### MATERIAL TO PROCESS ###
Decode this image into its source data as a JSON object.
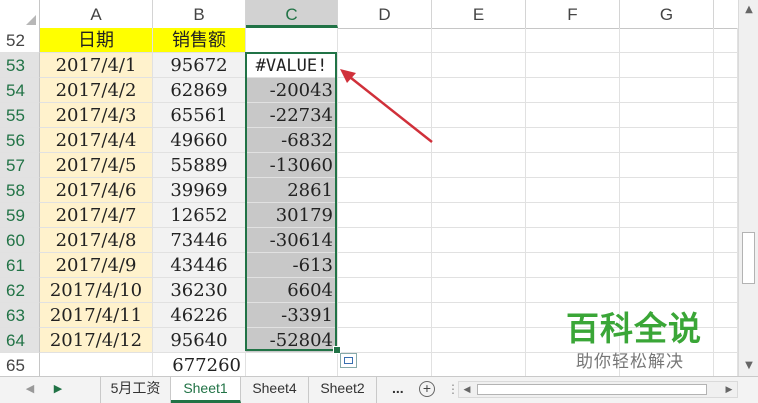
{
  "columns": [
    "A",
    "B",
    "C",
    "D",
    "E",
    "F",
    "G"
  ],
  "active_column": "C",
  "header_row": {
    "row": "52",
    "date_header": "日期",
    "sales_header": "销售额"
  },
  "rows": [
    {
      "row": "53",
      "date": "2017/4/1",
      "sales": "95672",
      "diff": "#VALUE!"
    },
    {
      "row": "54",
      "date": "2017/4/2",
      "sales": "62869",
      "diff": "-20043"
    },
    {
      "row": "55",
      "date": "2017/4/3",
      "sales": "65561",
      "diff": "-22734"
    },
    {
      "row": "56",
      "date": "2017/4/4",
      "sales": "49660",
      "diff": "-6832"
    },
    {
      "row": "57",
      "date": "2017/4/5",
      "sales": "55889",
      "diff": "-13060"
    },
    {
      "row": "58",
      "date": "2017/4/6",
      "sales": "39969",
      "diff": "2861"
    },
    {
      "row": "59",
      "date": "2017/4/7",
      "sales": "12652",
      "diff": "30179"
    },
    {
      "row": "60",
      "date": "2017/4/8",
      "sales": "73446",
      "diff": "-30614"
    },
    {
      "row": "61",
      "date": "2017/4/9",
      "sales": "43446",
      "diff": "-613"
    },
    {
      "row": "62",
      "date": "2017/4/10",
      "sales": "36230",
      "diff": "6604"
    },
    {
      "row": "63",
      "date": "2017/4/11",
      "sales": "46226",
      "diff": "-3391"
    },
    {
      "row": "64",
      "date": "2017/4/12",
      "sales": "95640",
      "diff": "-52804"
    }
  ],
  "total_row": {
    "row": "65",
    "total": "677260"
  },
  "tabs": [
    "5月工资",
    "Sheet1",
    "Sheet4",
    "Sheet2"
  ],
  "active_tab": "Sheet1",
  "tab_more": "...",
  "add_sheet": "+",
  "watermark": {
    "title": "百科全说",
    "subtitle": "助你轻松解决"
  },
  "colors": {
    "accent": "#217346",
    "header_fill": "#ffff00",
    "date_fill": "#fff2cc",
    "selection_fill": "#c8c8c8",
    "arrow": "#d0303a"
  }
}
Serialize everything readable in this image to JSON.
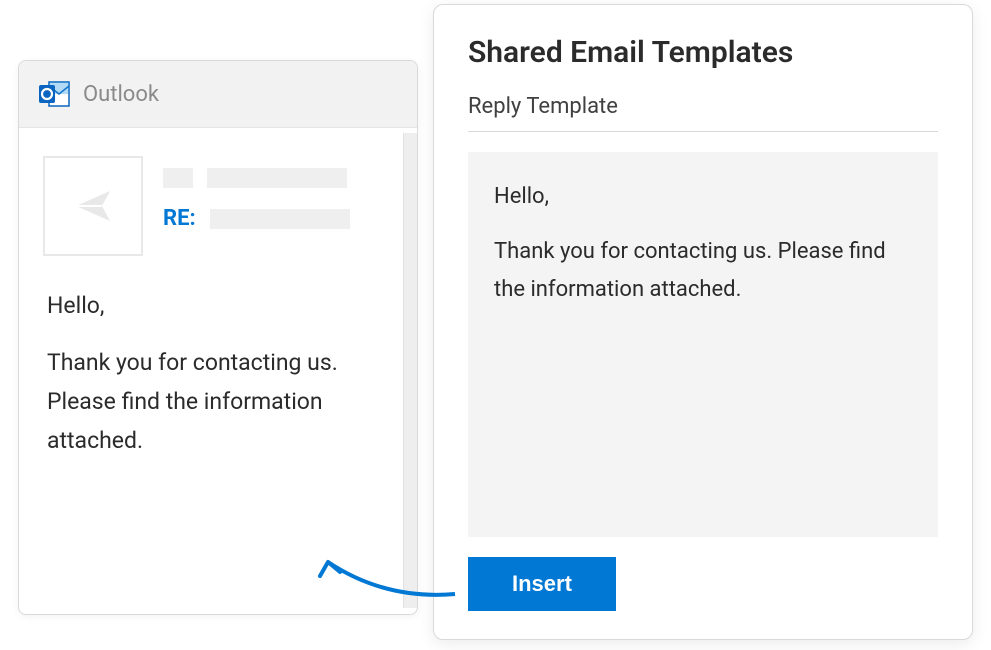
{
  "outlook": {
    "app_name": "Outlook",
    "reply_prefix": "RE:",
    "body_greeting": "Hello,",
    "body_text": "Thank you for contacting us. Please find the information attached."
  },
  "templates_panel": {
    "title": "Shared Email Templates",
    "template_name": "Reply Template",
    "body_greeting": "Hello,",
    "body_text": "Thank you for contacting us. Please find the information attached.",
    "insert_label": "Insert"
  },
  "colors": {
    "brand_blue": "#0078d4",
    "text_dark": "#2b2b2b",
    "text_muted": "#8a8a8a",
    "panel_bg": "#f4f4f4"
  }
}
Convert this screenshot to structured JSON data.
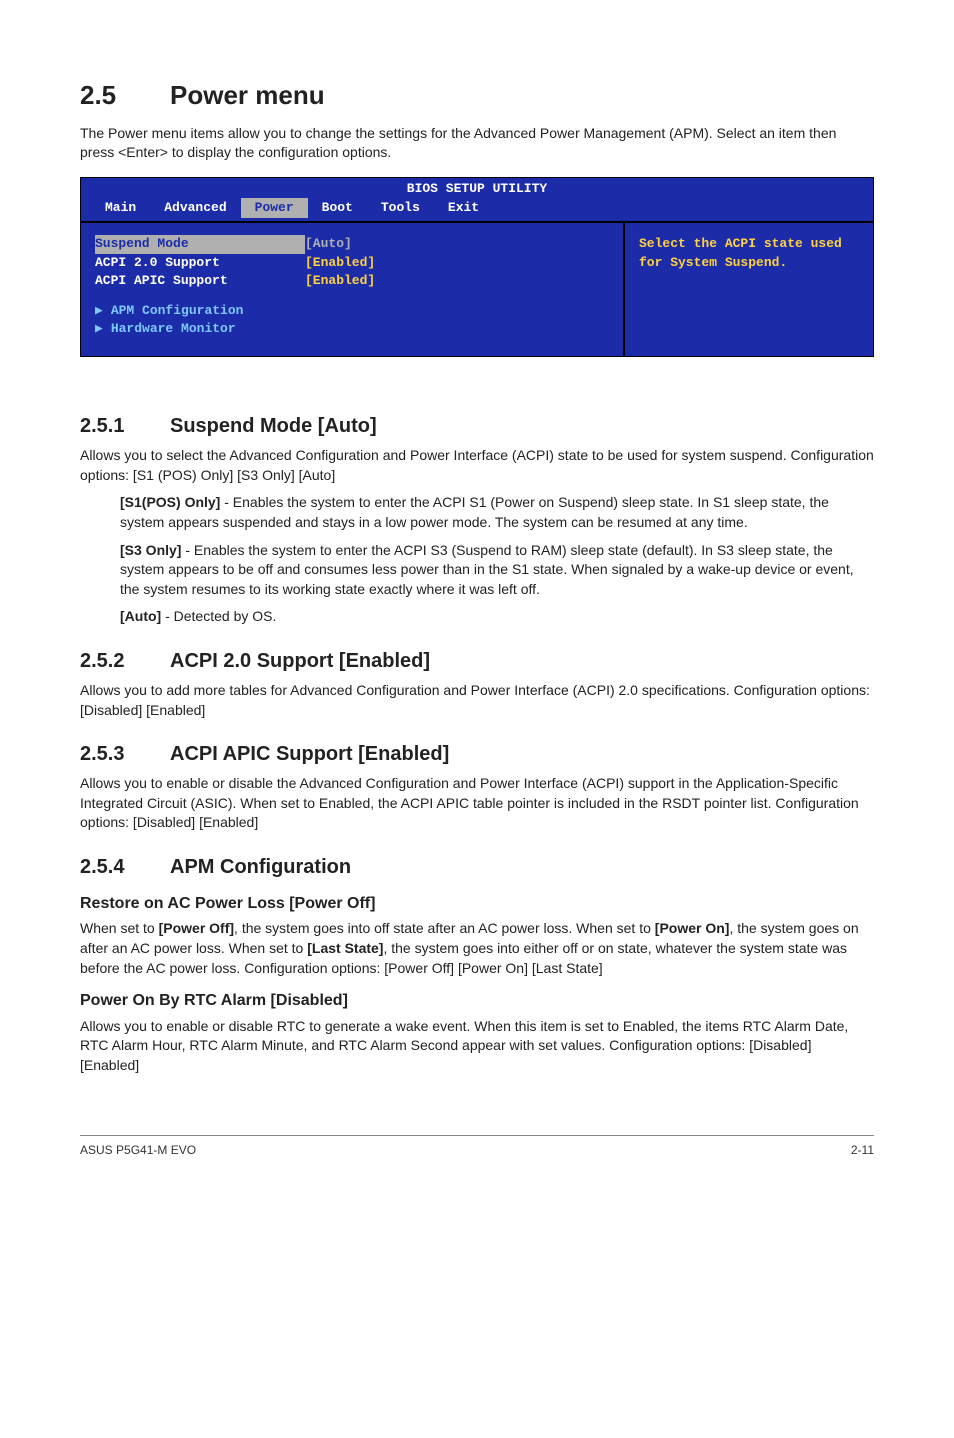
###
* OBJECTIVE
Copy down every line of the entries containing the word "data".

* EXERCISE SOLUTION
Decode this image into its source data as a JSON object.
Convert this screenshot to structured JSON data.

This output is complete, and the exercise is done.